WHAT TO WORK ON — Look through the listing and locate every line containing the word "STARTING"; copy those lines.

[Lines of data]
☆ ☆ ☆

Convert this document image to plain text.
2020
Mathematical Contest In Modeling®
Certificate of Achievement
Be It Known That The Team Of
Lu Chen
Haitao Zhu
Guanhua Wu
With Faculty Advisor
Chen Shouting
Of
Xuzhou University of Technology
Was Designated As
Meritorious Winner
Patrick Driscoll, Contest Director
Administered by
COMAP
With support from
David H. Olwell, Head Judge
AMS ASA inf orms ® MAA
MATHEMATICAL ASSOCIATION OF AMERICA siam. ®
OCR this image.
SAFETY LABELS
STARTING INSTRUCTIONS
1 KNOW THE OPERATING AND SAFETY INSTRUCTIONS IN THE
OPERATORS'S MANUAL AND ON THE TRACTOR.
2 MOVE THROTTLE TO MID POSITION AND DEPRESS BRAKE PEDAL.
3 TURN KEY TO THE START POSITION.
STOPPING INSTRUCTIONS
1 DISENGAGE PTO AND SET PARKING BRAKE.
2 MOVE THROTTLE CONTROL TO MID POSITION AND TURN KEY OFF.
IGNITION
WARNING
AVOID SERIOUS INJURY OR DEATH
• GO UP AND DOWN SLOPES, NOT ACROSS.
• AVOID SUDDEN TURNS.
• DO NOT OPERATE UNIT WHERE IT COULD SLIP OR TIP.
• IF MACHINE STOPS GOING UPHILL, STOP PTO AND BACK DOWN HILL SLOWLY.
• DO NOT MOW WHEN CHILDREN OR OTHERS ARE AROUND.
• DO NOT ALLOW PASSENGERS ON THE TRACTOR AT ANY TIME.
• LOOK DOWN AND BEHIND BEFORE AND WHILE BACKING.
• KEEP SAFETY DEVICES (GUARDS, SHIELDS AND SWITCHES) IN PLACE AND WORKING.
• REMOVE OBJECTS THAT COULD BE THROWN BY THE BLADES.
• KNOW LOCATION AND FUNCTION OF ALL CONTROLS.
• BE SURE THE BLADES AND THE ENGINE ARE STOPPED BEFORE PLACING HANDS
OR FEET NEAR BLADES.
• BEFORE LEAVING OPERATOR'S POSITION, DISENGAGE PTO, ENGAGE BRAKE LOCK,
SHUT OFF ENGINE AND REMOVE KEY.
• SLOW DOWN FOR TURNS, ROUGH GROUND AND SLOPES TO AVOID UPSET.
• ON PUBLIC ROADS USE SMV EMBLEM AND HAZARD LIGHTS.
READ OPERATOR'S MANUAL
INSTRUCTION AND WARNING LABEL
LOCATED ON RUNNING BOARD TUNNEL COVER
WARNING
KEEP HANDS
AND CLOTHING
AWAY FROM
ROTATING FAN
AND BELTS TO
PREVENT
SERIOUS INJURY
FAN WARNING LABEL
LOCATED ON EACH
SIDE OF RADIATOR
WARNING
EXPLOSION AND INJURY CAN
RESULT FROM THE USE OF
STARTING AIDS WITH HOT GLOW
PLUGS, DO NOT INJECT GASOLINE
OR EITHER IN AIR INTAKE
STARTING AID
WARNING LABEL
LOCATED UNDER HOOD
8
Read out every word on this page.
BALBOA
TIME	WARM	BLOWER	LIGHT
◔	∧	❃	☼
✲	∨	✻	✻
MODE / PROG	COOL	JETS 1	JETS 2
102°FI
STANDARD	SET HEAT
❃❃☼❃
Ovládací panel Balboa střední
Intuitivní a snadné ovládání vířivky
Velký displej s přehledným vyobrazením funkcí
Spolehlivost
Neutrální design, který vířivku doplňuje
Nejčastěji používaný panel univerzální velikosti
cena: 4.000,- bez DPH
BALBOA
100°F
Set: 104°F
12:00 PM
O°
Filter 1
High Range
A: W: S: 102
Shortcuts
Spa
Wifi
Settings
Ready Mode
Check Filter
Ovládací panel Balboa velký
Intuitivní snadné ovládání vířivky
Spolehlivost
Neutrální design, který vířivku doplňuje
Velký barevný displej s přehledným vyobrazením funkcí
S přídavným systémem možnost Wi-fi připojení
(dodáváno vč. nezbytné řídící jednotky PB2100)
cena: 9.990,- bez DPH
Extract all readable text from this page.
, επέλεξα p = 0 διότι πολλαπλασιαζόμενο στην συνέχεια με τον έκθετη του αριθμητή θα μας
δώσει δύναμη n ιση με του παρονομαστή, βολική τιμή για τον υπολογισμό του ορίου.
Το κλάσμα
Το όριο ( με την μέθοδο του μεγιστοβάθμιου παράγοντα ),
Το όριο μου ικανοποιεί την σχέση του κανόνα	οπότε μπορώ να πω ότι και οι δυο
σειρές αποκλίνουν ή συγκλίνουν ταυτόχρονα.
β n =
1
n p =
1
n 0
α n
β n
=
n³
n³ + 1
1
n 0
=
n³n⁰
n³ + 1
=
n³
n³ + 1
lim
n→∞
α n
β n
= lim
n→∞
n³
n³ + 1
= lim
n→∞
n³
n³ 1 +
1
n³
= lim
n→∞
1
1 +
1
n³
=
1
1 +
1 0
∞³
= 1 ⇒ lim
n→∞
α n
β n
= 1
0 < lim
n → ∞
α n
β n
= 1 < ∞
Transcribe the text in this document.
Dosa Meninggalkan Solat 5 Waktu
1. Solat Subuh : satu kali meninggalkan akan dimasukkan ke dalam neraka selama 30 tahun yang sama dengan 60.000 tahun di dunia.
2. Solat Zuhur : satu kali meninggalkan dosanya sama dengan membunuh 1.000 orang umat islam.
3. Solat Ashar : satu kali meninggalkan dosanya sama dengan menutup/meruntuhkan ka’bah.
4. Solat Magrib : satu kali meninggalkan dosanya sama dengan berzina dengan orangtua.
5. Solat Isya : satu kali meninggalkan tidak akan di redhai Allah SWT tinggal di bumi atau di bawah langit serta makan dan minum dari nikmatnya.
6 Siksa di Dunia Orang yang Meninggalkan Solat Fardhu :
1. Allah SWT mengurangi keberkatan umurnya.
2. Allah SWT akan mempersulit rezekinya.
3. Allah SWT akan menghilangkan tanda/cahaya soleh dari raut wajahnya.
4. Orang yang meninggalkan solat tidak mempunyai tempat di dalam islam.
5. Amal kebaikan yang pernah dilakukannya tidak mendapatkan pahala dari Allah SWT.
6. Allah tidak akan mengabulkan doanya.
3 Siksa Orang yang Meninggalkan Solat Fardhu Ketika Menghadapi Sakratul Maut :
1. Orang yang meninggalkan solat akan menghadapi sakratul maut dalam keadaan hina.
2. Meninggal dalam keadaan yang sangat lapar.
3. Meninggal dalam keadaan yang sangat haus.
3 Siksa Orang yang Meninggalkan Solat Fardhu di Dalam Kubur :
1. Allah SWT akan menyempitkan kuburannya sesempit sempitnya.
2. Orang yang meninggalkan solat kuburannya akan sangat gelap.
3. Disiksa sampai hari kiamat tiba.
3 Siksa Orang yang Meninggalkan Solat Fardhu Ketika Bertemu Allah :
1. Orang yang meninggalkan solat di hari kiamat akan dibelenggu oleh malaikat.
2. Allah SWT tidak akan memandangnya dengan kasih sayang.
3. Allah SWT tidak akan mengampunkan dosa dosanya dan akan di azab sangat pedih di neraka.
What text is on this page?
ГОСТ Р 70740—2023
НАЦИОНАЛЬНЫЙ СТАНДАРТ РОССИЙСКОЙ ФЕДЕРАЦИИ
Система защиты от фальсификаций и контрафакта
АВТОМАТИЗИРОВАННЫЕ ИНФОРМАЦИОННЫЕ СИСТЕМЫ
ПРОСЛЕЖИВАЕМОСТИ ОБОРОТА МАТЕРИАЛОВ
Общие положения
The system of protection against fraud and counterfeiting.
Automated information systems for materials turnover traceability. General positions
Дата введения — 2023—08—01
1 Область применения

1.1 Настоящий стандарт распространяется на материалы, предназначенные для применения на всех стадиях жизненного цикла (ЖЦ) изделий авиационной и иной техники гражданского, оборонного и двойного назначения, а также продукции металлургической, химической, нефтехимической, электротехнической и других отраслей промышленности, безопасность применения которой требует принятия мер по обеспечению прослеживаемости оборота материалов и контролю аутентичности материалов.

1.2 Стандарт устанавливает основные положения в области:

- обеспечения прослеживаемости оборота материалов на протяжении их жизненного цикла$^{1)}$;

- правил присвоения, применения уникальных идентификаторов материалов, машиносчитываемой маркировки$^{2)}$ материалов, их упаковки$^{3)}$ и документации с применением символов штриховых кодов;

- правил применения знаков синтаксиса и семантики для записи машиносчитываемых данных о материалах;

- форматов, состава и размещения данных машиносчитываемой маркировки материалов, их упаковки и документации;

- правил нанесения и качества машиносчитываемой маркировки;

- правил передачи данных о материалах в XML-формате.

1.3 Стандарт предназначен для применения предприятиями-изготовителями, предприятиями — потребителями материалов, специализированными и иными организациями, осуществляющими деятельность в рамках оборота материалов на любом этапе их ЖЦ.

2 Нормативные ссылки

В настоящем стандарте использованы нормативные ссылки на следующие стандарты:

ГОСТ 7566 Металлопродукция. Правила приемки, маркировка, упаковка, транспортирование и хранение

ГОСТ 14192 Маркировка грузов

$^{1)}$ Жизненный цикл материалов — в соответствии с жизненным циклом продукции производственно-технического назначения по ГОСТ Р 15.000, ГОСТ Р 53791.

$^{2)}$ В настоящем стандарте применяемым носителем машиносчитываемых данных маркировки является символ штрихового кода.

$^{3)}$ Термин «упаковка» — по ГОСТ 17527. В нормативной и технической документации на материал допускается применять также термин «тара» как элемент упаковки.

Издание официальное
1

☆ ☆ ☆

RESULT FOR THIS TASK —
STARTING INSTRUCTIONS
STARTING AIDS WITH HOT GLOW
STARTING AID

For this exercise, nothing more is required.